LISTED ENTRIES ->
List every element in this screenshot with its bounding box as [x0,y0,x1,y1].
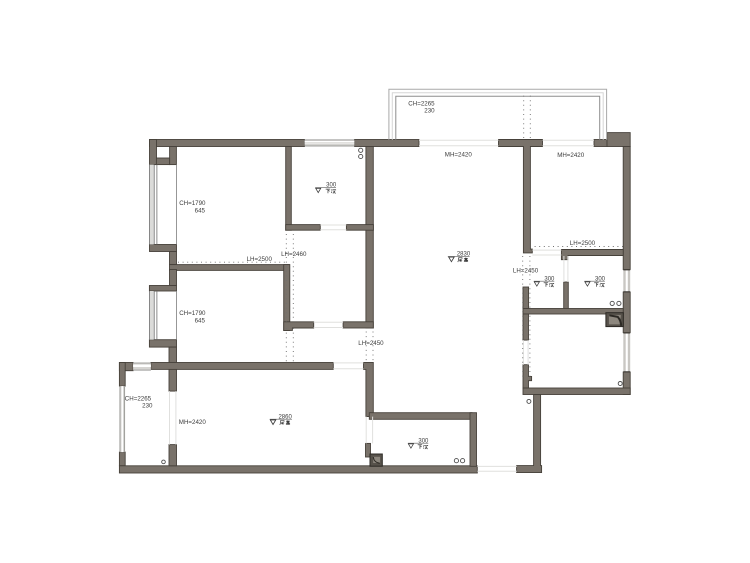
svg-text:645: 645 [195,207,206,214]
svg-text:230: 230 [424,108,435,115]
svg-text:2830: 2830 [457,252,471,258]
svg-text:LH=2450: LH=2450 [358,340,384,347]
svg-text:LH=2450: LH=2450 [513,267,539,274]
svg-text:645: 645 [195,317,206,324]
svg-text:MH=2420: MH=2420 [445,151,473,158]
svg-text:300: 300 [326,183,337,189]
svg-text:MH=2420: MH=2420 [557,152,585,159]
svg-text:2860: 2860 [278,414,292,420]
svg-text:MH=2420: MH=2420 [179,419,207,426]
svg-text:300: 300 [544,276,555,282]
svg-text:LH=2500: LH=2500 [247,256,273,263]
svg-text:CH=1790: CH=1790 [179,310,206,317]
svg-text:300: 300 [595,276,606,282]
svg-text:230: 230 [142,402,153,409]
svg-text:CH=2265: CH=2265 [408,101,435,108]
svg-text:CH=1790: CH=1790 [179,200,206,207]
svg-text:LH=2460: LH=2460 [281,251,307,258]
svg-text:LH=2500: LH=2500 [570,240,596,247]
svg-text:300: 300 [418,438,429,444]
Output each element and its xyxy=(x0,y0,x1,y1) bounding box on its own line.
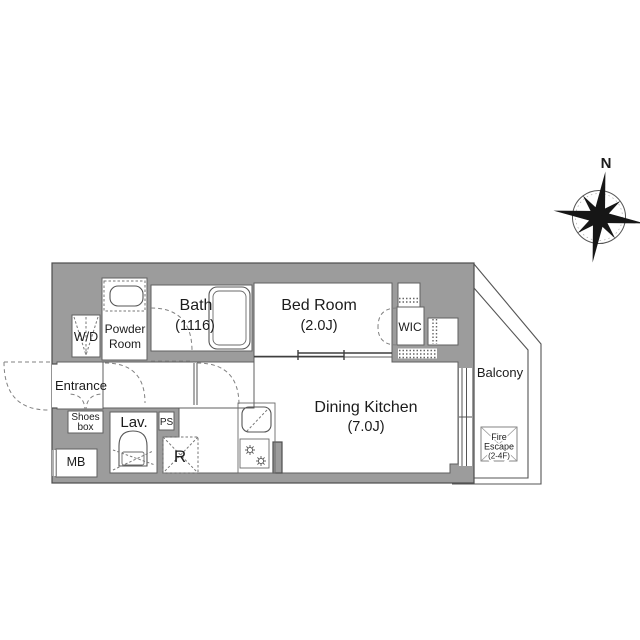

* * *

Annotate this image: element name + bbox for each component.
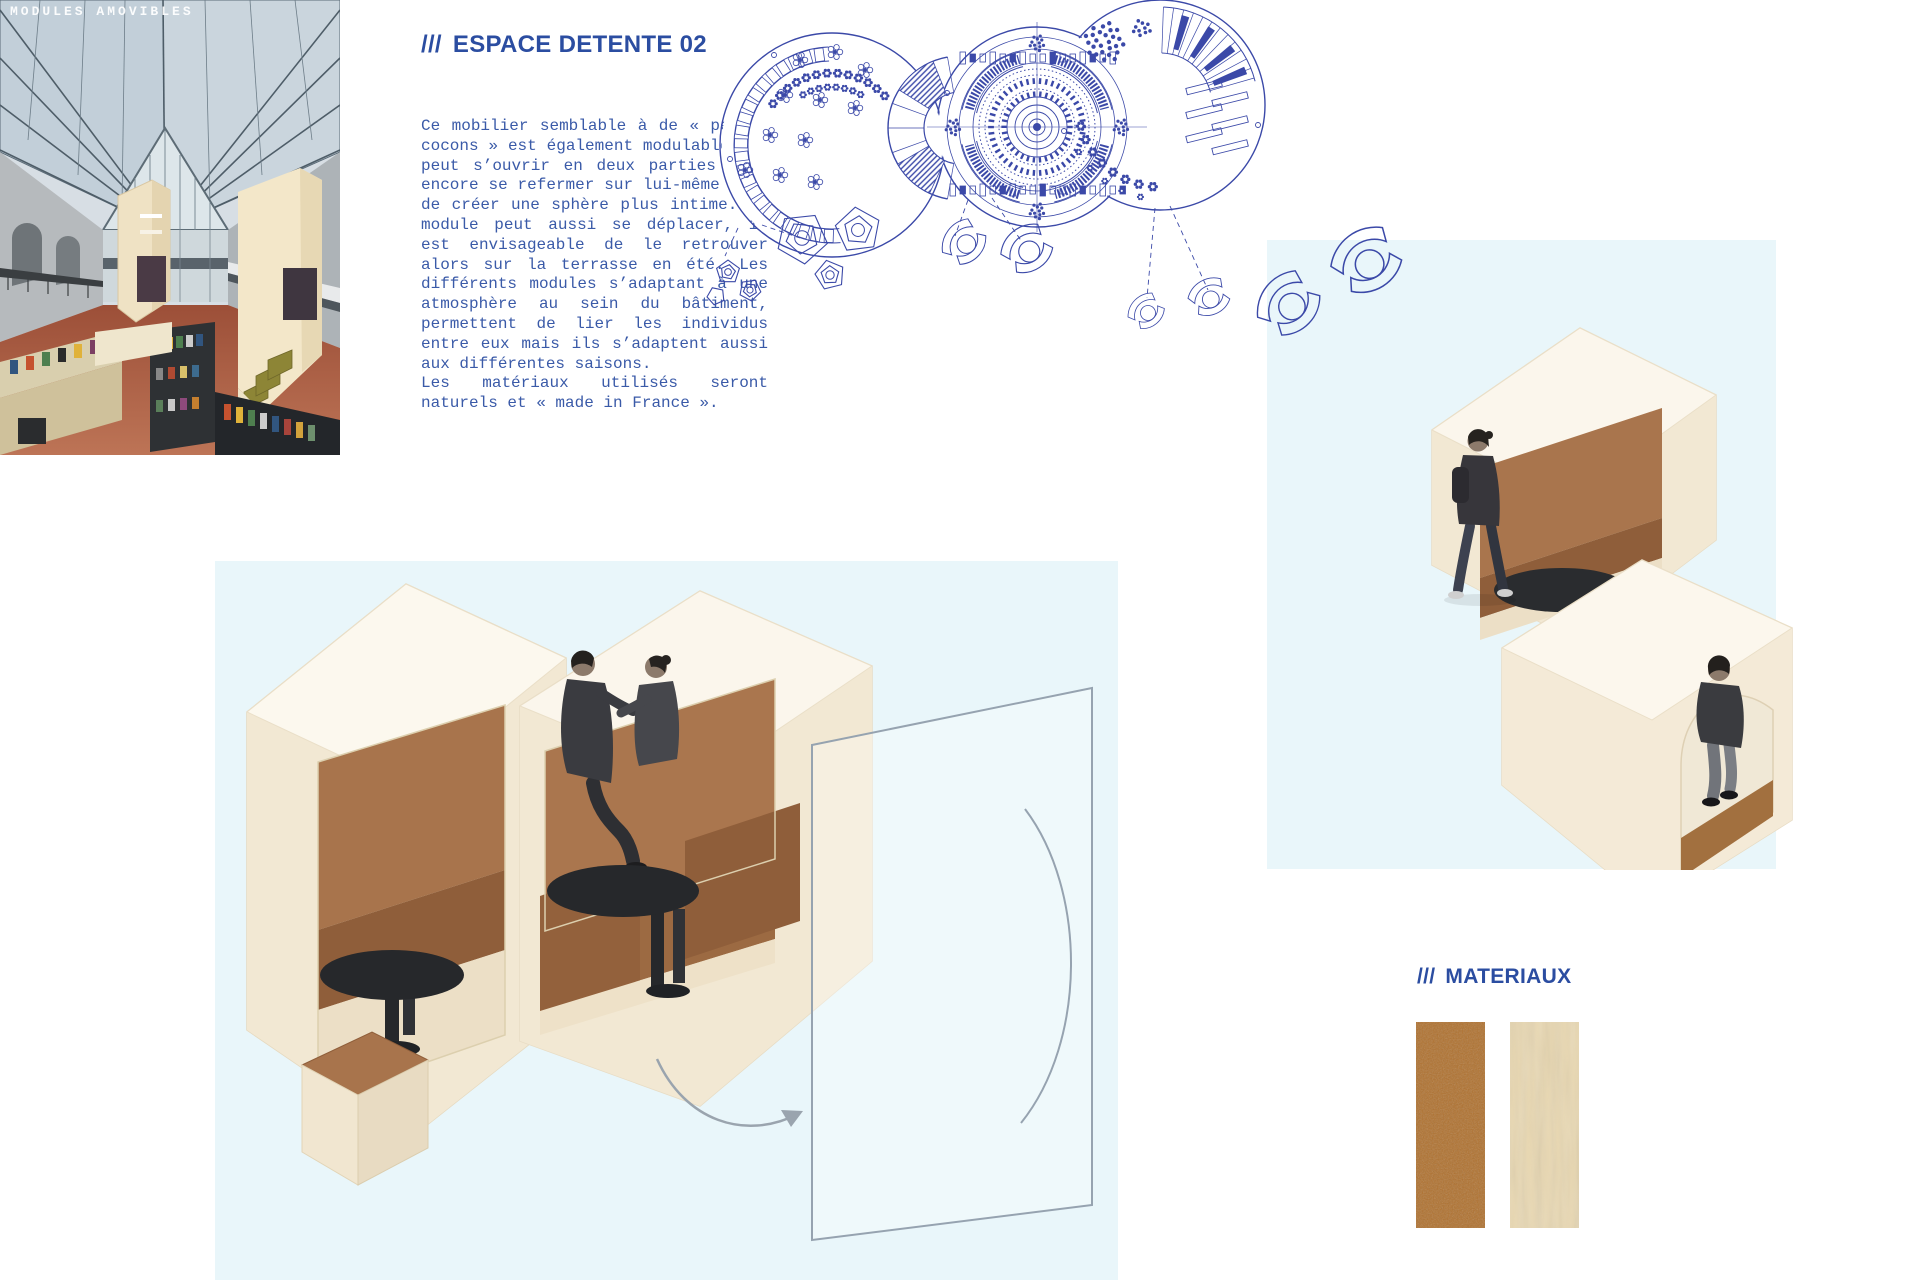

EXERCISE -> Recast the listing as a Markdown table with columns "Row" and "Text", from the line with "List every element" up to and including the line with "svg-text:LH=2450: LH=2450 [358,340,384,347]". Number each line in order, and skip blank lines and any picture.

TASK RESULT ->
| Row | Text |
|---|---|
| 1 | List every element in this screenshot with its bounding box as [x0,y0,x1,y1]. |
| 2 | svg-text:645: 645 [195,207,206,214] |
| 3 | svg-text:230: 230 [424,108,435,115] |
| 4 | svg-text:2830: 2830 [457,252,471,258] |
| 5 | svg-text:LH=2450: LH=2450 [358,340,384,347] |